Extracted data entries

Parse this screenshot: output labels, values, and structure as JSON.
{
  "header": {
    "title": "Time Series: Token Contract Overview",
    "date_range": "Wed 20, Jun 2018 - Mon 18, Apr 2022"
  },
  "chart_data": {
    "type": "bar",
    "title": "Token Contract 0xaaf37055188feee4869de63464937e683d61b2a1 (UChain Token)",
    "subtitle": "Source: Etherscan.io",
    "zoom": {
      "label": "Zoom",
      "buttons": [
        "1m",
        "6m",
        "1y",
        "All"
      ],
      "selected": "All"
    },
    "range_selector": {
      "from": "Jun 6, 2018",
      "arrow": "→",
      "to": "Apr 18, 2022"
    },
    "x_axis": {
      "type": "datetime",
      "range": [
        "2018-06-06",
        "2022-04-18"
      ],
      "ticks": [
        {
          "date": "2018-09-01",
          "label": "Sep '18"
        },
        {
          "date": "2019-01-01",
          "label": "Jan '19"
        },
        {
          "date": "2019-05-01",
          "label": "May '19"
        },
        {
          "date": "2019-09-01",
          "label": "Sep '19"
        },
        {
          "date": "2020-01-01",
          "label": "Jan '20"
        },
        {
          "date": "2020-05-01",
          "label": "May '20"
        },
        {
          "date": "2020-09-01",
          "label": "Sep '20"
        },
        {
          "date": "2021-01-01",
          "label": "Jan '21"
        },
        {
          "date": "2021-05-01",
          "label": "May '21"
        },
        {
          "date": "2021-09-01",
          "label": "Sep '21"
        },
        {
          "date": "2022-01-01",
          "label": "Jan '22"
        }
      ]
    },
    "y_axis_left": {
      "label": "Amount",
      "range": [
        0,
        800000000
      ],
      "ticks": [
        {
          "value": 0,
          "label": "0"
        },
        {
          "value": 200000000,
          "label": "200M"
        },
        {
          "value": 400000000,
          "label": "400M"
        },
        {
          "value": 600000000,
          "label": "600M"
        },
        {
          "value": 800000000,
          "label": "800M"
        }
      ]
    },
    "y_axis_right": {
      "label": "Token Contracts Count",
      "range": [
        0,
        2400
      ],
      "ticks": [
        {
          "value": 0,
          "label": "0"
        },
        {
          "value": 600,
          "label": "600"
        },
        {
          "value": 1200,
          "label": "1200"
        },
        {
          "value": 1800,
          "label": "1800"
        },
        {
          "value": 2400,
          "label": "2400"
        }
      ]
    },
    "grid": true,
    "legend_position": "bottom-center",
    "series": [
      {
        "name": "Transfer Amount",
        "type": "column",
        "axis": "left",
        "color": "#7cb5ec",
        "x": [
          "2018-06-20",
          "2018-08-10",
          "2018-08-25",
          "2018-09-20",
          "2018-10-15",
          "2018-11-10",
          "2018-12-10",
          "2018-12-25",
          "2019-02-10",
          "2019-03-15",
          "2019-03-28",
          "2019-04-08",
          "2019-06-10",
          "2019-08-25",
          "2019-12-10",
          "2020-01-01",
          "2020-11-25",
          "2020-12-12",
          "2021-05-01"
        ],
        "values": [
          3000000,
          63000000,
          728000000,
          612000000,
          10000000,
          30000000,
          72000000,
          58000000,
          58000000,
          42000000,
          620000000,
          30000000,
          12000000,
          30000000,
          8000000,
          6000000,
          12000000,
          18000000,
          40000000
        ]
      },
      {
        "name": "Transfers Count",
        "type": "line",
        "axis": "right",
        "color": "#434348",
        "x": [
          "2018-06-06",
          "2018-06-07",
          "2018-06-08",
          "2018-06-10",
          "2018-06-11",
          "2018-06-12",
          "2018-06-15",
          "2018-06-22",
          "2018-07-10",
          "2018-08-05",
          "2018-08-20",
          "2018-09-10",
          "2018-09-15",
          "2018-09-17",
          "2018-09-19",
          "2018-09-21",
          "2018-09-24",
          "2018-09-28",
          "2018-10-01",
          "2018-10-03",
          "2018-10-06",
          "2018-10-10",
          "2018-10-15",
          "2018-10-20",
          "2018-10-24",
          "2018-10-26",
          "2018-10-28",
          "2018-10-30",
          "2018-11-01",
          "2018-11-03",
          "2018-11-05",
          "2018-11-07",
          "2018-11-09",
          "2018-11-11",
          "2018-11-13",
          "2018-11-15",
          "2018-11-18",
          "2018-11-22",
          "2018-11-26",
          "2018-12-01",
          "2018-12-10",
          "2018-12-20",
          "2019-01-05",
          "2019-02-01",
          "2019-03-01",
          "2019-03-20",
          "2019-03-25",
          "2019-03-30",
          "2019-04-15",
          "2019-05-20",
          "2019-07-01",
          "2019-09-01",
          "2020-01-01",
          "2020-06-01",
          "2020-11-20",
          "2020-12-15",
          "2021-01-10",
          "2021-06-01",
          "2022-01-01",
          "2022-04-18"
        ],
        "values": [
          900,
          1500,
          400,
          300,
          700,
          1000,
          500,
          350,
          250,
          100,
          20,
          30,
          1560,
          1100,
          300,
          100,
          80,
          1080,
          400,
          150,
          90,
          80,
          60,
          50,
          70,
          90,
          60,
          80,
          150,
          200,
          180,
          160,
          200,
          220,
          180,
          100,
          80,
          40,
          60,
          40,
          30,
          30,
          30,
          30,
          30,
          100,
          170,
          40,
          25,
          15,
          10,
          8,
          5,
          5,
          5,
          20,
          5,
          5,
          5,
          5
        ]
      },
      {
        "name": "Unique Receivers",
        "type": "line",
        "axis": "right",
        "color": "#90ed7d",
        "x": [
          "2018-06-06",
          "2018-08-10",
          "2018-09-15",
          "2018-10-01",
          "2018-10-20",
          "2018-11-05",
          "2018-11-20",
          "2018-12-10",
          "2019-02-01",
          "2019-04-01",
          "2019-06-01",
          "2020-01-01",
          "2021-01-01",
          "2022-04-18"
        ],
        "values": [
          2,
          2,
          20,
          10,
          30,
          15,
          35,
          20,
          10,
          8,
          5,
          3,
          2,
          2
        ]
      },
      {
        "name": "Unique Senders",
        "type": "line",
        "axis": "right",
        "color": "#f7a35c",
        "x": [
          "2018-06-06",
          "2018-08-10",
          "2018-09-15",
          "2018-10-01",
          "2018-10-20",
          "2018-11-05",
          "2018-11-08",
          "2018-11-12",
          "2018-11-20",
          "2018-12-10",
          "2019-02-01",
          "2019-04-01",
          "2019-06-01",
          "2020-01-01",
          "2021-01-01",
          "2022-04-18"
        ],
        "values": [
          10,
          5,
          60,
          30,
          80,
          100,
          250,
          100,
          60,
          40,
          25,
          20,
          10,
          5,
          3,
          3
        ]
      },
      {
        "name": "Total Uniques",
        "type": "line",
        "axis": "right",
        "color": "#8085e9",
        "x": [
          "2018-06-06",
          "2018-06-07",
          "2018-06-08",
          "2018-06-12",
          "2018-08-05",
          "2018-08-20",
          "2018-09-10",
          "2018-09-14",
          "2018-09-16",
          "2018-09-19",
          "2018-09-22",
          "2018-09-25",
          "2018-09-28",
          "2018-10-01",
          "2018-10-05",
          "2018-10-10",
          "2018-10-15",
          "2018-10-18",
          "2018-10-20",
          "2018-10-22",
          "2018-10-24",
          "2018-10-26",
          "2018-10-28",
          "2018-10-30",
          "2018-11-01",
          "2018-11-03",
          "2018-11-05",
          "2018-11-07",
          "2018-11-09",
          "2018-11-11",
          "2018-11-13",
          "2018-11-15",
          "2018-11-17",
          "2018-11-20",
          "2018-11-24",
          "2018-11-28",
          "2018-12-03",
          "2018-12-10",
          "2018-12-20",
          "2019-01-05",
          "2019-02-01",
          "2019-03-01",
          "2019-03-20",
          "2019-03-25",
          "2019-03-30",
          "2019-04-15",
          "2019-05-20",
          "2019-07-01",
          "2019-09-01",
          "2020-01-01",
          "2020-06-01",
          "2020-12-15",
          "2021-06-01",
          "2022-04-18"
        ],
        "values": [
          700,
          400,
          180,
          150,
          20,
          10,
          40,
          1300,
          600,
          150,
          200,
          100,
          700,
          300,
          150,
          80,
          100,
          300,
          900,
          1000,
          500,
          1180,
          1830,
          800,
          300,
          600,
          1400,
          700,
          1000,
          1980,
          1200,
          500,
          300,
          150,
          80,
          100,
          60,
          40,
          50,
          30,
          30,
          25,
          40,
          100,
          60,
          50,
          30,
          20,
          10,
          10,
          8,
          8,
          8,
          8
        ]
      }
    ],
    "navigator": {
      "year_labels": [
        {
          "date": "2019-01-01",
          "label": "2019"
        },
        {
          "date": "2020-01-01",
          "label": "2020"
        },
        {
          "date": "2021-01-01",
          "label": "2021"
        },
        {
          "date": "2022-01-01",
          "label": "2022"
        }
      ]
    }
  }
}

**Exercise requirements:**
Find every line in the records above that contains the word "Token", and copy each one.

**Solution to this problem:**
    "title": "Time Series: Token Contract Overview",
    "title": "Token Contract 0xaaf37055188feee4869de63464937e683d61b2a1 (UChain Token)",
      "label": "Token Contracts Count",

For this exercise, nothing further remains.